Task to carry out:
Lines containing the string "convolutional" are to be counted; report the number and nothing more.

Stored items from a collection
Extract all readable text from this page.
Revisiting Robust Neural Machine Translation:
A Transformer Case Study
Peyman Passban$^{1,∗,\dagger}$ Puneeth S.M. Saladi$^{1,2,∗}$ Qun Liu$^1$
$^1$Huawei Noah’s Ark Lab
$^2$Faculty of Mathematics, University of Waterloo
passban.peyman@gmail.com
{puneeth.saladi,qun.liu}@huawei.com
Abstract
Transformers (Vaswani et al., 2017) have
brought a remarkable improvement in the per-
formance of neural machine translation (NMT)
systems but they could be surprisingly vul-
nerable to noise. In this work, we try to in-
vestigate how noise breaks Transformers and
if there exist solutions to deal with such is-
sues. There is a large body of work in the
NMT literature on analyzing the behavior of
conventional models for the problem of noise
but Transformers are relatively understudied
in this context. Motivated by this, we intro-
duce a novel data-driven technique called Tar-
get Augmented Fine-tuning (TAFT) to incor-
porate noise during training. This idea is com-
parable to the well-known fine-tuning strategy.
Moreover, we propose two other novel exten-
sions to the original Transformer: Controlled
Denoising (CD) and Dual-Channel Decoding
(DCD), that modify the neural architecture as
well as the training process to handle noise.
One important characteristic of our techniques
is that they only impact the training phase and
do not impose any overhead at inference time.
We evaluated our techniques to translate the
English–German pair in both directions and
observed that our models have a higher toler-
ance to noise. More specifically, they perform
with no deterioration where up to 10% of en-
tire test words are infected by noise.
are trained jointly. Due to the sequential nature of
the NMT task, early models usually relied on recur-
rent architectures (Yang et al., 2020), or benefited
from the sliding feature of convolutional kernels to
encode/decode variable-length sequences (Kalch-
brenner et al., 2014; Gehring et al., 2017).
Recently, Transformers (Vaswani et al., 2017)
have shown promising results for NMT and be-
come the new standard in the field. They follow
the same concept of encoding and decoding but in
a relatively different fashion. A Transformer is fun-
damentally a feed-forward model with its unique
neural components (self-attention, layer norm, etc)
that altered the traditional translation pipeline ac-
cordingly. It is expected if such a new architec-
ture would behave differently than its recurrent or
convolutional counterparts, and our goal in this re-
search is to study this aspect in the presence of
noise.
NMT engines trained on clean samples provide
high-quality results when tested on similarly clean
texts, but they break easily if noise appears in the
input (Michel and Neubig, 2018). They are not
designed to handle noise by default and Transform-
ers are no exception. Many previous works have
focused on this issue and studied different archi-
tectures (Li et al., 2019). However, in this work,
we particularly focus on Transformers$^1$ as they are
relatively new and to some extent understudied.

Reply:
2